● **Exercise aim**
Return nothing but the lines from the line containing "What does this" through the last line of the records, reproduced exactly.

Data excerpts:
>> Start

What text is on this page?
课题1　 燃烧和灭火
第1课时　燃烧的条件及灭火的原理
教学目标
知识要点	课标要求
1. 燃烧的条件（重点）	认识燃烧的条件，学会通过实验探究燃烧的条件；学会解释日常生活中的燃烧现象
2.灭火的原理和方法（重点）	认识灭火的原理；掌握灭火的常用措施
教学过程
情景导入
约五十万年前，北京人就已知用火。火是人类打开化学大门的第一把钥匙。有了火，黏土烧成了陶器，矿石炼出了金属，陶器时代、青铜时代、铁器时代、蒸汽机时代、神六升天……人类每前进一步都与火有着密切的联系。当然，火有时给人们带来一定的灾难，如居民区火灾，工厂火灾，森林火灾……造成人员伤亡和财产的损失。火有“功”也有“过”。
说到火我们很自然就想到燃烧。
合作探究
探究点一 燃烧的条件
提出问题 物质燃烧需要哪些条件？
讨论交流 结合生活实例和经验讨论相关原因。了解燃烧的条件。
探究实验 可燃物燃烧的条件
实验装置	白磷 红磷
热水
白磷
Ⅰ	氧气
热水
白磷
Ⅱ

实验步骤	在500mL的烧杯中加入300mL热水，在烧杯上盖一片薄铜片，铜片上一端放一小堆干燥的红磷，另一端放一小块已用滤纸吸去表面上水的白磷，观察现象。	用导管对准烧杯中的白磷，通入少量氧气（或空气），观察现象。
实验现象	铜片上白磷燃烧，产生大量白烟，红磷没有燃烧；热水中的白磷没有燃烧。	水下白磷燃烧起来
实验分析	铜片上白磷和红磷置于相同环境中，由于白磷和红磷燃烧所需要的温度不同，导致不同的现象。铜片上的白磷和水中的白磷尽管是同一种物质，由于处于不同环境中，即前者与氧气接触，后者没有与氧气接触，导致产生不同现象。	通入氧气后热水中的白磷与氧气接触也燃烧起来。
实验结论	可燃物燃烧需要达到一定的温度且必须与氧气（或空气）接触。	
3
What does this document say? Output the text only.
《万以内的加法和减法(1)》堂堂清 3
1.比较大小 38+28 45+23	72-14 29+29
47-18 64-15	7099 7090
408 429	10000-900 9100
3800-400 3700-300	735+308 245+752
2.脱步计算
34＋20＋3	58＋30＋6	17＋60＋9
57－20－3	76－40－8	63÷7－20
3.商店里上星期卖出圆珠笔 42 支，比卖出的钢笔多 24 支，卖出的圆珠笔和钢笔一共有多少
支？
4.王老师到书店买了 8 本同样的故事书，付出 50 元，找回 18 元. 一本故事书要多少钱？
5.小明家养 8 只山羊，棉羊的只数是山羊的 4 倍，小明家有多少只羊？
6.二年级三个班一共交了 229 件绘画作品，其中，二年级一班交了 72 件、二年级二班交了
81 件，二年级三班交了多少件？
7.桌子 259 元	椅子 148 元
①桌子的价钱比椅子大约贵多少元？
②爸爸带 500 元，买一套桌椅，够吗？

>> End

● **Correct response**
What does this document say? Output the text only.
《万以内的加法和减法(1)》堂堂清 3
1.比较大小 38+28 45+23	72-14 29+29
47-18 64-15	7099 7090
408 429	10000-900 9100
3800-400 3700-300	735+308 245+752
2.脱步计算
34＋20＋3	58＋30＋6	17＋60＋9
57－20－3	76－40－8	63÷7－20
3.商店里上星期卖出圆珠笔 42 支，比卖出的钢笔多 24 支，卖出的圆珠笔和钢笔一共有多少
支？
4.王老师到书店买了 8 本同样的故事书，付出 50 元，找回 18 元. 一本故事书要多少钱？
5.小明家养 8 只山羊，棉羊的只数是山羊的 4 倍，小明家有多少只羊？
6.二年级三个班一共交了 229 件绘画作品，其中，二年级一班交了 72 件、二年级二班交了
81 件，二年级三班交了多少件？
7.桌子 259 元	椅子 148 元
①桌子的价钱比椅子大约贵多少元？
②爸爸带 500 元，买一套桌椅，够吗？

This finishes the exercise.